-- Start of Data records --

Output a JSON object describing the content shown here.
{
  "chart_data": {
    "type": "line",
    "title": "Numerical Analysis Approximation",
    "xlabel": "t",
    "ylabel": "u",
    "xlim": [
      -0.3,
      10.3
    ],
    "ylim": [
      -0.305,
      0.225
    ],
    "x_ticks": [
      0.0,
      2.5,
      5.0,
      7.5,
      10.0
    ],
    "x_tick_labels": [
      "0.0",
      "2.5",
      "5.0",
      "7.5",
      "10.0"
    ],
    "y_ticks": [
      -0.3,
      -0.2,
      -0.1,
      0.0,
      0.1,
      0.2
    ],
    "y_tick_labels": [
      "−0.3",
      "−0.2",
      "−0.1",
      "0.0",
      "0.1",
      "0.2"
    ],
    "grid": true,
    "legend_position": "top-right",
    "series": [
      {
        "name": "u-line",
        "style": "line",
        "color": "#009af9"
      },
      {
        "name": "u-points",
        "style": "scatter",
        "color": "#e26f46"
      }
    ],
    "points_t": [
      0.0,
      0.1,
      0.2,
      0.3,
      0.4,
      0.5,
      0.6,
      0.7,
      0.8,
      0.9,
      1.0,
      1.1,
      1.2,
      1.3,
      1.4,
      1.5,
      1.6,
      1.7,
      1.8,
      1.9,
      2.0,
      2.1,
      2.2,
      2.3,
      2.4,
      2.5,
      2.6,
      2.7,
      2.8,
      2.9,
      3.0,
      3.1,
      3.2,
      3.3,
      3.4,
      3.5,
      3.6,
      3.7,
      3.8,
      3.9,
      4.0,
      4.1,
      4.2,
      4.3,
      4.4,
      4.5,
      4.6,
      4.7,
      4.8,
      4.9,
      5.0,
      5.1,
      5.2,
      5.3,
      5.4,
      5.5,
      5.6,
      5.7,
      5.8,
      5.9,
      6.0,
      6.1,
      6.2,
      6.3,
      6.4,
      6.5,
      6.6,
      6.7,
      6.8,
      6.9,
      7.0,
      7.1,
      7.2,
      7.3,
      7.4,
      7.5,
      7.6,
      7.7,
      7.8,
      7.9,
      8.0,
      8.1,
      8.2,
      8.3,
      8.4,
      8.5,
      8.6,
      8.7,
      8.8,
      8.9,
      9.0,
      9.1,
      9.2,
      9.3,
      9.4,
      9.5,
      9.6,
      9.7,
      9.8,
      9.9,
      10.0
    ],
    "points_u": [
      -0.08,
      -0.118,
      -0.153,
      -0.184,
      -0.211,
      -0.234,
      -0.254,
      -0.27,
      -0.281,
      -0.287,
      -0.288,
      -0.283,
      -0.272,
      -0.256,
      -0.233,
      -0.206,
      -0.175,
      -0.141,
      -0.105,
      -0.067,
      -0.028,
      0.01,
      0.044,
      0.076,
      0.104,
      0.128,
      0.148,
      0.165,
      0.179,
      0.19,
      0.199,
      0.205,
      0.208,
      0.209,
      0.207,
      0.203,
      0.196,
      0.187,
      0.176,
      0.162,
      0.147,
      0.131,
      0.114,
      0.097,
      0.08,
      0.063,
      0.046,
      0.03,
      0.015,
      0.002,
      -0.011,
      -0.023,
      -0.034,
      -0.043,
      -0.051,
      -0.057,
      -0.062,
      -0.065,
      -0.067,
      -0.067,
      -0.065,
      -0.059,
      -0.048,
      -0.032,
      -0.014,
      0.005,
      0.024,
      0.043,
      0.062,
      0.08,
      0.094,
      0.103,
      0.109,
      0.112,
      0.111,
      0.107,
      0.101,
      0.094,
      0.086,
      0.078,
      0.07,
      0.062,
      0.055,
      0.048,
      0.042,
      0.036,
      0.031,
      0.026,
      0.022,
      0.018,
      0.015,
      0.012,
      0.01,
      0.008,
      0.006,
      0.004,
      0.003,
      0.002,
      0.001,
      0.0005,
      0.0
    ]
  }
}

-- End of Data records --

### [Challenge]
Write out the records above again, keeping each one identical to the original.

### [Output for this exercise]
Output a JSON object describing the content shown here.
{
  "chart_data": {
    "type": "line",
    "title": "Numerical Analysis Approximation",
    "xlabel": "t",
    "ylabel": "u",
    "xlim": [
      -0.3,
      10.3
    ],
    "ylim": [
      -0.305,
      0.225
    ],
    "x_ticks": [
      0.0,
      2.5,
      5.0,
      7.5,
      10.0
    ],
    "x_tick_labels": [
      "0.0",
      "2.5",
      "5.0",
      "7.5",
      "10.0"
    ],
    "y_ticks": [
      -0.3,
      -0.2,
      -0.1,
      0.0,
      0.1,
      0.2
    ],
    "y_tick_labels": [
      "−0.3",
      "−0.2",
      "−0.1",
      "0.0",
      "0.1",
      "0.2"
    ],
    "grid": true,
    "legend_position": "top-right",
    "series": [
      {
        "name": "u-line",
        "style": "line",
        "color": "#009af9"
      },
      {
        "name": "u-points",
        "style": "scatter",
        "color": "#e26f46"
      }
    ],
    "points_t": [
      0.0,
      0.1,
      0.2,
      0.3,
      0.4,
      0.5,
      0.6,
      0.7,
      0.8,
      0.9,
      1.0,
      1.1,
      1.2,
      1.3,
      1.4,
      1.5,
      1.6,
      1.7,
      1.8,
      1.9,
      2.0,
      2.1,
      2.2,
      2.3,
      2.4,
      2.5,
      2.6,
      2.7,
      2.8,
      2.9,
      3.0,
      3.1,
      3.2,
      3.3,
      3.4,
      3.5,
      3.6,
      3.7,
      3.8,
      3.9,
      4.0,
      4.1,
      4.2,
      4.3,
      4.4,
      4.5,
      4.6,
      4.7,
      4.8,
      4.9,
      5.0,
      5.1,
      5.2,
      5.3,
      5.4,
      5.5,
      5.6,
      5.7,
      5.8,
      5.9,
      6.0,
      6.1,
      6.2,
      6.3,
      6.4,
      6.5,
      6.6,
      6.7,
      6.8,
      6.9,
      7.0,
      7.1,
      7.2,
      7.3,
      7.4,
      7.5,
      7.6,
      7.7,
      7.8,
      7.9,
      8.0,
      8.1,
      8.2,
      8.3,
      8.4,
      8.5,
      8.6,
      8.7,
      8.8,
      8.9,
      9.0,
      9.1,
      9.2,
      9.3,
      9.4,
      9.5,
      9.6,
      9.7,
      9.8,
      9.9,
      10.0
    ],
    "points_u": [
      -0.08,
      -0.118,
      -0.153,
      -0.184,
      -0.211,
      -0.234,
      -0.254,
      -0.27,
      -0.281,
      -0.287,
      -0.288,
      -0.283,
      -0.272,
      -0.256,
      -0.233,
      -0.206,
      -0.175,
      -0.141,
      -0.105,
      -0.067,
      -0.028,
      0.01,
      0.044,
      0.076,
      0.104,
      0.128,
      0.148,
      0.165,
      0.179,
      0.19,
      0.199,
      0.205,
      0.208,
      0.209,
      0.207,
      0.203,
      0.196,
      0.187,
      0.176,
      0.162,
      0.147,
      0.131,
      0.114,
      0.097,
      0.08,
      0.063,
      0.046,
      0.03,
      0.015,
      0.002,
      -0.011,
      -0.023,
      -0.034,
      -0.043,
      -0.051,
      -0.057,
      -0.062,
      -0.065,
      -0.067,
      -0.067,
      -0.065,
      -0.059,
      -0.048,
      -0.032,
      -0.014,
      0.005,
      0.024,
      0.043,
      0.062,
      0.08,
      0.094,
      0.103,
      0.109,
      0.112,
      0.111,
      0.107,
      0.101,
      0.094,
      0.086,
      0.078,
      0.07,
      0.062,
      0.055,
      0.048,
      0.042,
      0.036,
      0.031,
      0.026,
      0.022,
      0.018,
      0.015,
      0.012,
      0.01,
      0.008,
      0.006,
      0.004,
      0.003,
      0.002,
      0.001,
      0.0005,
      0.0
    ]
  }
}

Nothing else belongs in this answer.